- **Task to complete**:
Return the full listing exactly as it is written.

- **Supplied data**:
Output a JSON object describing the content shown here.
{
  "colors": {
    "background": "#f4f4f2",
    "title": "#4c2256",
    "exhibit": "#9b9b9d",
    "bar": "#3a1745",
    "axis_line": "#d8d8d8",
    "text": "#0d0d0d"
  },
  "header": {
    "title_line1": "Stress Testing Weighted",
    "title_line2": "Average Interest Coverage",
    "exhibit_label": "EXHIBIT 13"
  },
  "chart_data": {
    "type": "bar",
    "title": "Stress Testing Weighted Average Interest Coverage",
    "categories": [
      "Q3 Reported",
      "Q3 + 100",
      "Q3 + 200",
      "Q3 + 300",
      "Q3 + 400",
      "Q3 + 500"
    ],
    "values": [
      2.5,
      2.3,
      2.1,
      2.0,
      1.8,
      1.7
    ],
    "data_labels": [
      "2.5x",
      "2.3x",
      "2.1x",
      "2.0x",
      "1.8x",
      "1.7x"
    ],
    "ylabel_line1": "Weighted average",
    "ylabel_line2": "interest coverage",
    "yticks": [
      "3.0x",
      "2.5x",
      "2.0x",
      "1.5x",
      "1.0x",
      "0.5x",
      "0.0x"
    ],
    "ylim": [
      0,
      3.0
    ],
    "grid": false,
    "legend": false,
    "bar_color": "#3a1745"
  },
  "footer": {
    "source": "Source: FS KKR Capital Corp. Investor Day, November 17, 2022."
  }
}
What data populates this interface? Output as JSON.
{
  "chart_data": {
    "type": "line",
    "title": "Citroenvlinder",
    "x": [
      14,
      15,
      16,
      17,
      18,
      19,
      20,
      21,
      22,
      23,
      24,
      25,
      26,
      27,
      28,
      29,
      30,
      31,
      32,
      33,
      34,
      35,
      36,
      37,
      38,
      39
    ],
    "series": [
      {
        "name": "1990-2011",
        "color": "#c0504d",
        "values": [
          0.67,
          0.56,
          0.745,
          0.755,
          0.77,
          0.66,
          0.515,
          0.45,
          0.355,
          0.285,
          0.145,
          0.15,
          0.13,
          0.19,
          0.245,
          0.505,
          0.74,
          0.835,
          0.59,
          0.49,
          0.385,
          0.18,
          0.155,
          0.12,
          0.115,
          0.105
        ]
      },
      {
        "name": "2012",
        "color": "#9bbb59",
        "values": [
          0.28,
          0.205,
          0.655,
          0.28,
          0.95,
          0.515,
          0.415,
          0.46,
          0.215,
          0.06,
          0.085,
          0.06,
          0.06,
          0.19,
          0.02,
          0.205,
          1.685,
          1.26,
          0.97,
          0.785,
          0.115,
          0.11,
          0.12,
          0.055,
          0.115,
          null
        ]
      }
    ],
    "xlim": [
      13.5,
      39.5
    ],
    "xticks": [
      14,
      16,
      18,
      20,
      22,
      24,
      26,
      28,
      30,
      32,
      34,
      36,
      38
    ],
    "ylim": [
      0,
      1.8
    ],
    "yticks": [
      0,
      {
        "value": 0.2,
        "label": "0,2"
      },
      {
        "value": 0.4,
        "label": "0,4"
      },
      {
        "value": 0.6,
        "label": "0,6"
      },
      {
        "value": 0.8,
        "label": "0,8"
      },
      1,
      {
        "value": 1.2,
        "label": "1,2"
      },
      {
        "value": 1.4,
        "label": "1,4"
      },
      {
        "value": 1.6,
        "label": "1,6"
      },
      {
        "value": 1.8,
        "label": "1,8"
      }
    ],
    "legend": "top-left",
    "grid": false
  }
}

- **Task result**:
Output a JSON object describing the content shown here.
{
  "colors": {
    "background": "#f4f4f2",
    "title": "#4c2256",
    "exhibit": "#9b9b9d",
    "bar": "#3a1745",
    "axis_line": "#d8d8d8",
    "text": "#0d0d0d"
  },
  "header": {
    "title_line1": "Stress Testing Weighted",
    "title_line2": "Average Interest Coverage",
    "exhibit_label": "EXHIBIT 13"
  },
  "chart_data": {
    "type": "bar",
    "title": "Stress Testing Weighted Average Interest Coverage",
    "categories": [
      "Q3 Reported",
      "Q3 + 100",
      "Q3 + 200",
      "Q3 + 300",
      "Q3 + 400",
      "Q3 + 500"
    ],
    "values": [
      2.5,
      2.3,
      2.1,
      2.0,
      1.8,
      1.7
    ],
    "data_labels": [
      "2.5x",
      "2.3x",
      "2.1x",
      "2.0x",
      "1.8x",
      "1.7x"
    ],
    "ylabel_line1": "Weighted average",
    "ylabel_line2": "interest coverage",
    "yticks": [
      "3.0x",
      "2.5x",
      "2.0x",
      "1.5x",
      "1.0x",
      "0.5x",
      "0.0x"
    ],
    "ylim": [
      0,
      3.0
    ],
    "grid": false,
    "legend": false,
    "bar_color": "#3a1745"
  },
  "footer": {
    "source": "Source: FS KKR Capital Corp. Investor Day, November 17, 2022."
  }
}
What data populates this interface? Output as JSON.
{
  "chart_data": {
    "type": "line",
    "title": "Citroenvlinder",
    "x": [
      14,
      15,
      16,
      17,
      18,
      19,
      20,
      21,
      22,
      23,
      24,
      25,
      26,
      27,
      28,
      29,
      30,
      31,
      32,
      33,
      34,
      35,
      36,
      37,
      38,
      39
    ],
    "series": [
      {
        "name": "1990-2011",
        "color": "#c0504d",
        "values": [
          0.67,
          0.56,
          0.745,
          0.755,
          0.77,
          0.66,
          0.515,
          0.45,
          0.355,
          0.285,
          0.145,
          0.15,
          0.13,
          0.19,
          0.245,
          0.505,
          0.74,
          0.835,
          0.59,
          0.49,
          0.385,
          0.18,
          0.155,
          0.12,
          0.115,
          0.105
        ]
      },
      {
        "name": "2012",
        "color": "#9bbb59",
        "values": [
          0.28,
          0.205,
          0.655,
          0.28,
          0.95,
          0.515,
          0.415,
          0.46,
          0.215,
          0.06,
          0.085,
          0.06,
          0.06,
          0.19,
          0.02,
          0.205,
          1.685,
          1.26,
          0.97,
          0.785,
          0.115,
          0.11,
          0.12,
          0.055,
          0.115,
          null
        ]
      }
    ],
    "xlim": [
      13.5,
      39.5
    ],
    "xticks": [
      14,
      16,
      18,
      20,
      22,
      24,
      26,
      28,
      30,
      32,
      34,
      36,
      38
    ],
    "ylim": [
      0,
      1.8
    ],
    "yticks": [
      0,
      {
        "value": 0.2,
        "label": "0,2"
      },
      {
        "value": 0.4,
        "label": "0,4"
      },
      {
        "value": 0.6,
        "label": "0,6"
      },
      {
        "value": 0.8,
        "label": "0,8"
      },
      1,
      {
        "value": 1.2,
        "label": "1,2"
      },
      {
        "value": 1.4,
        "label": "1,4"
      },
      {
        "value": 1.6,
        "label": "1,6"
      },
      {
        "value": 1.8,
        "label": "1,8"
      }
    ],
    "legend": "top-left",
    "grid": false
  }
}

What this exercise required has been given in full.